圖4 IVE調控宿主細胞抗SGIV的免疫反應Fig.4 Immune response of IVE to regulate cells of host against SGIV

2.5 IVE在石斑魚活體中的抗SGIV效果分析

2.5.1 石斑魚活體用藥安全濃度確定石斑魚腹腔注射不同劑量IVE后觀察魚體1周內的死亡情況，結果（圖5）發現，腹腔注射10 mg/尾IVE的石斑魚存活率為40%，注釋8 mg/尾的存活率為60%，注釋6 mg/尾的存活率為70%，注射劑量≤4 mg/尾的石斑魚進食正常且無死亡，因此確定石斑魚活體的IVE用藥安全濃度≤4 mg/尾。

圖5 IVE注射劑量對石斑魚存活率的影響Fig.5 Effects of different concentrations of IVE on grouper vability rate

2.5.2 IVE在石斑魚活體中的抗SGIV活性.如圖6所示，與對照組僅注射SGIV的石斑魚相比，試驗組石斑魚脾臟組織中的MCP基因相對表達量在病毒感染后24和48 h均極顯著降低，說明IVE在活體水平也能有效抑制SGIV感染。

圖6 IVE在石斑魚活體中的抗SGIV活性Fig.6 Anti-SGIV activity of IVE against grouper in vivo

3 討論

SGIV是危害石斑魚養殖產業的主要病原之一，致死率極高，因此亟待研發出能有效抑制SGIV感染的藥物。與抗生素等化學藥物相比，藥用植物具有諸多優點，包括活性化合物成分多、綠色無藥殘及成本低等（季本安等，2017）。已有研究證實，一些藥用植物具有抗菌、抗病毒功能活性。如黃連水提物具有一定的抑菌功效，具備研發成高效抗水產病害中藥制劑的潛力（劉明珠等，2019）。桑葉有效成分——異槲皮苷可通過破壞SGIV粒子結構，干擾病毒粒子對宿主細胞的吸附、侵入及復制過程而發揮抗SGIV感染作用（李鵬飛等，2021b）。八角茴香富含槲皮苷、β-谷甾醇等多種活性成分，具有抗菌、抗氧化、抗病毒及免疫調節等多種藥理作用，藥效顯著、用途廣泛。姚莉韻和王麗平（1999）研究發現，八角茴香水溶性成分Ⅱ槲皮素-3-O-β-呋喃葡萄糖甙對單純皰疹病毒1型（HSV-1）有明顯的抑制作用；Liu等（2020b）研究證實，八角茴香主要活性成分具有抑制SGIV感染的效果，其中槲皮素可通過干擾SGIV與宿主靶細胞結合而影響SGIV侵入宿主細胞。至今，鮮見從細胞免疫應答角度闡述IVE抗SGIV感染的研究報道，為此本研究探究IVE對宿主細胞免疫應答的影響，旨在闡明其抗病毒機制。

(資料摘錄)
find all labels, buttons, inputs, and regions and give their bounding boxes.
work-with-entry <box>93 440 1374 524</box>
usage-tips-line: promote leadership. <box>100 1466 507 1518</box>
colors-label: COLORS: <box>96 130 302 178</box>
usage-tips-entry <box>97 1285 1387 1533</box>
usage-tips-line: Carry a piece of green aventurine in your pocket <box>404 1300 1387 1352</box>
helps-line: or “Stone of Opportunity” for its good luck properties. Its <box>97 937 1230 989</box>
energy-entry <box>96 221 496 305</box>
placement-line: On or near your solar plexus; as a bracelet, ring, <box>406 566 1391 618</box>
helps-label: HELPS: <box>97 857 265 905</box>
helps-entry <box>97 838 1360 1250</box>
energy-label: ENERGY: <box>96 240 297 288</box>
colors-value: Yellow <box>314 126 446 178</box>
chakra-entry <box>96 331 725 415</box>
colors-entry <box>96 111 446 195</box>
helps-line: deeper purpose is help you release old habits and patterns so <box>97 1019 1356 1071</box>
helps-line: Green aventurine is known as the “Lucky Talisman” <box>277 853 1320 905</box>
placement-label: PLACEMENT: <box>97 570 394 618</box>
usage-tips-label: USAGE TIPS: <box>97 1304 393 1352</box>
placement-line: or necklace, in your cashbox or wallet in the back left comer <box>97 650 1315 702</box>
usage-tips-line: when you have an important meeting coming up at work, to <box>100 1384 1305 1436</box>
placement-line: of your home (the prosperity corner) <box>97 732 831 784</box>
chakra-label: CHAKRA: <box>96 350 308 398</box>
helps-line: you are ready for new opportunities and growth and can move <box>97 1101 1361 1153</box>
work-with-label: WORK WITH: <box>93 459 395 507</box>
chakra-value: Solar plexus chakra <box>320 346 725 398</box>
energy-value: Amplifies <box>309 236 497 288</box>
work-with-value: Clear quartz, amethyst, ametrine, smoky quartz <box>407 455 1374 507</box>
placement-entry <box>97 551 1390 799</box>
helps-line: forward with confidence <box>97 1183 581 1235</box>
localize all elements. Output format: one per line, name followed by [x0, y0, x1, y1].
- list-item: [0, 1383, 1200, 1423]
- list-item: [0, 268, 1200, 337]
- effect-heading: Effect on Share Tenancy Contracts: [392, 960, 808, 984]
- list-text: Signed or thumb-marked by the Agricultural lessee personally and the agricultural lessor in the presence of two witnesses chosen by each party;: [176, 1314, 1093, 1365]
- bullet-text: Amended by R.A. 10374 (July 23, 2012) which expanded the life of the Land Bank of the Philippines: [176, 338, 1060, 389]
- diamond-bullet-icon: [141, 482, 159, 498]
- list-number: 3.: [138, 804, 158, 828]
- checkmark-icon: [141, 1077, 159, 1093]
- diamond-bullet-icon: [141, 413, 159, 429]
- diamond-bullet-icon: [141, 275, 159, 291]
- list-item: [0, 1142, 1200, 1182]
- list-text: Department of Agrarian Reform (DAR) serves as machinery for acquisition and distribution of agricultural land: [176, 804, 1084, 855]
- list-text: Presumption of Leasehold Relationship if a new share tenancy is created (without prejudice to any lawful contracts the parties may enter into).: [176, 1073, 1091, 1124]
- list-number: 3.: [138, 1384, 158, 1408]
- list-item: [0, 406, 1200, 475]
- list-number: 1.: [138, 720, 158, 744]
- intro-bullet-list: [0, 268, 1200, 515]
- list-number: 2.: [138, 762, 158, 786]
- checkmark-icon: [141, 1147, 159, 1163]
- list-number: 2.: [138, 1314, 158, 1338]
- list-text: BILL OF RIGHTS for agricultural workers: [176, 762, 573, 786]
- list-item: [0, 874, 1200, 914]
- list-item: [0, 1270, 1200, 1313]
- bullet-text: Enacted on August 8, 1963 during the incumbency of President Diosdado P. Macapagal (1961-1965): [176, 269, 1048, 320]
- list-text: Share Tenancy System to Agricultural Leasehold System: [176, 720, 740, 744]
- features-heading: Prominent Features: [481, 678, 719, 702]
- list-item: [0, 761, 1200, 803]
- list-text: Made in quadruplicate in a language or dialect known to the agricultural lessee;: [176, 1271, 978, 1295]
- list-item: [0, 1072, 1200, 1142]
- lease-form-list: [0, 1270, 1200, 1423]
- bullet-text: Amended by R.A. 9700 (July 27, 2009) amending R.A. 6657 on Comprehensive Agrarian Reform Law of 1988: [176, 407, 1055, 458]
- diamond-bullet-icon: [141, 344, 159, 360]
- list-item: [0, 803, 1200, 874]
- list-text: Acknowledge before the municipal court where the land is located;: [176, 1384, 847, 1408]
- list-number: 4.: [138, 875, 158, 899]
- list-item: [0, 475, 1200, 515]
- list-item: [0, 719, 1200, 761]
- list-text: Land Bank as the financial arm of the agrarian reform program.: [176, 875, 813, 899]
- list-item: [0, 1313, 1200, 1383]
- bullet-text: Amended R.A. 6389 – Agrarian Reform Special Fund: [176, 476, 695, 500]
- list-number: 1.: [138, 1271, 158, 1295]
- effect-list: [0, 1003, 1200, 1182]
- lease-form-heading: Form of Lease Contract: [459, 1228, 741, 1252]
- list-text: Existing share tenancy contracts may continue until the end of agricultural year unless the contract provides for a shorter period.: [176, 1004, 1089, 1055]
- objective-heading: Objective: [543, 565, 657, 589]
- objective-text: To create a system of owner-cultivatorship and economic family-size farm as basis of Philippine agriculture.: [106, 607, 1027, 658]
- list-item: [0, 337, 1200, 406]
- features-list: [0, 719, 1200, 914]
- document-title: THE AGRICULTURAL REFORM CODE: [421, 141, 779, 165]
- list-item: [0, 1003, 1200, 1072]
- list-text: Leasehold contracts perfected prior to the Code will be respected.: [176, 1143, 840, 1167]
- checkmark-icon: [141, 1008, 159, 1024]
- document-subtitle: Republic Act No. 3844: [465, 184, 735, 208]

** 任務 1 **
把文件片段中從“圖6 IVE在石斑魚活體中的抗SGIV活性Fig.6 Anti-SGIV”到“影響，旨在闡明其抗病毒機制。”這一段原樣抄下來。
** 任務 2 **
照文件片段的說法，石斑魚活體的IVE用藥安全濃度定在多少？

** 參考答案 1 **
圖6 IVE在石斑魚活體中的抗SGIV活性Fig.6 Anti-SGIV activity of IVE against grouper in vivo

3 討論

SGIV是危害石斑魚養殖產業的主要病原之一，致死率極高，因此亟待研發出能有效抑制SGIV感染的藥物。與抗生素等化學藥物相比，藥用植物具有諸多優點，包括活性化合物成分多、綠色無藥殘及成本低等（季本安等，2017）。已有研究證實，一些藥用植物具有抗菌、抗病毒功能活性。如黃連水提物具有一定的抑菌功效，具備研發成高效抗水產病害中藥制劑的潛力（劉明珠等，2019）。桑葉有效成分——異槲皮苷可通過破壞SGIV粒子結構，干擾病毒粒子對宿主細胞的吸附、侵入及復制過程而發揮抗SGIV感染作用（李鵬飛等，2021b）。八角茴香富含槲皮苷、β-谷甾醇等多種活性成分，具有抗菌、抗氧化、抗病毒及免疫調節等多種藥理作用，藥效顯著、用途廣泛。姚莉韻和王麗平（1999）研究發現，八角茴香水溶性成分Ⅱ槲皮素-3-O-β-呋喃葡萄糖甙對單純皰疹病毒1型（HSV-1）有明顯的抑制作用；Liu等（2020b）研究證實，八角茴香主要活性成分具有抑制SGIV感染的效果，其中槲皮素可通過干擾SGIV與宿主靶細胞結合而影響SGIV侵入宿主細胞。至今，鮮見從細胞免疫應答角度闡述IVE抗SGIV感染的研究報道，為此本研究探究IVE對宿主細胞免疫應答的影響，旨在闡明其抗病毒機制。

** 參考答案 2 **
石斑魚活體的IVE用藥安全濃度定為≤4 mg/尾。